▸ **EXERCISE DESCRIPTION**:
Look over the lines below. Report each one that includes the string "What".

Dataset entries
----------

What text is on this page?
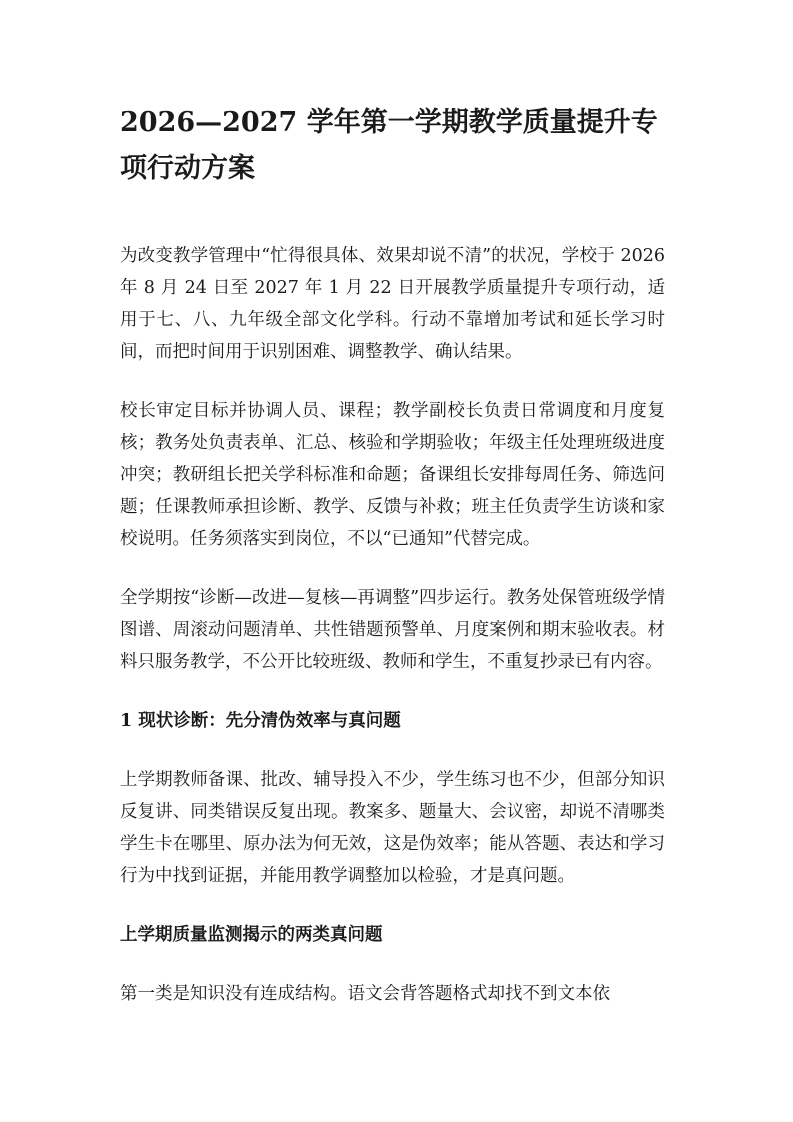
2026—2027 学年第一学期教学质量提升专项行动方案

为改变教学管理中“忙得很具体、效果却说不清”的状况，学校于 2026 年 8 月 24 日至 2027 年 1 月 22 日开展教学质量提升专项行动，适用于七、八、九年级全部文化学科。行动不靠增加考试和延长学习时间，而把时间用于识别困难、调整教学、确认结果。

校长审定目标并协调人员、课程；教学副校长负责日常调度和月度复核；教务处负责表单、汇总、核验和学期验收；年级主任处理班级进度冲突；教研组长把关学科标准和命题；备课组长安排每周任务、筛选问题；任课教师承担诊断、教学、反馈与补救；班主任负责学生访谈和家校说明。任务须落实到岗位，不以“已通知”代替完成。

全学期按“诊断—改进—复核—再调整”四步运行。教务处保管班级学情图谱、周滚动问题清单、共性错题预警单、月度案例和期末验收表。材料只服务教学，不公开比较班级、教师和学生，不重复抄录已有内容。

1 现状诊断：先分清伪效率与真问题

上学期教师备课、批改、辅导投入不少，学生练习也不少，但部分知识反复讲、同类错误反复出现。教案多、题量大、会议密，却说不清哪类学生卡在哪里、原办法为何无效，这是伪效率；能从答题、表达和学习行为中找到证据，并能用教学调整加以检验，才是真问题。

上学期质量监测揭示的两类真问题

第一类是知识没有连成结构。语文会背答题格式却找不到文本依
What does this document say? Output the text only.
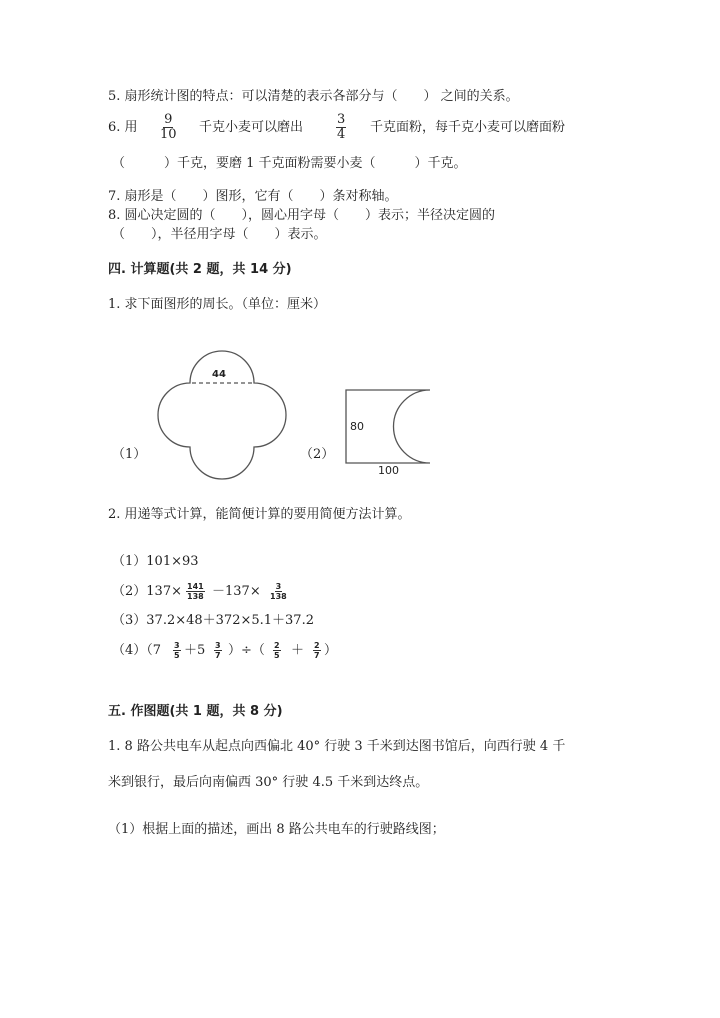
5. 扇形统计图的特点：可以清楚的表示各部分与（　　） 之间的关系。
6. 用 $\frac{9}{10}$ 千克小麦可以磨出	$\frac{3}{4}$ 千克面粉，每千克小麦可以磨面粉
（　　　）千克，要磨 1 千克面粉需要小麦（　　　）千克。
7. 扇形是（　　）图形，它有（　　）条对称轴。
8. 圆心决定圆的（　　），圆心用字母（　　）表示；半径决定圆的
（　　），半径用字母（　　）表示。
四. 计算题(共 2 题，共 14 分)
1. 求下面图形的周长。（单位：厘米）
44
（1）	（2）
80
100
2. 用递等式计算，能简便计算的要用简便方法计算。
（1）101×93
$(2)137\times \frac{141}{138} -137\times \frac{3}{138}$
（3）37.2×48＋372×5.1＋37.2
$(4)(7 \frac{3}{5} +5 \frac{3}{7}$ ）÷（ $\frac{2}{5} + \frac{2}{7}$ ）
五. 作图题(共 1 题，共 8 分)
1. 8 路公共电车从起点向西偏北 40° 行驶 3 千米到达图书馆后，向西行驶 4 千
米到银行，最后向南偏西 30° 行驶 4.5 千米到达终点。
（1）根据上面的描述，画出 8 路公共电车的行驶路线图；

----------

▸ **FULL RESPONSE**:
What text is on this page?
What does this document say? Output the text only.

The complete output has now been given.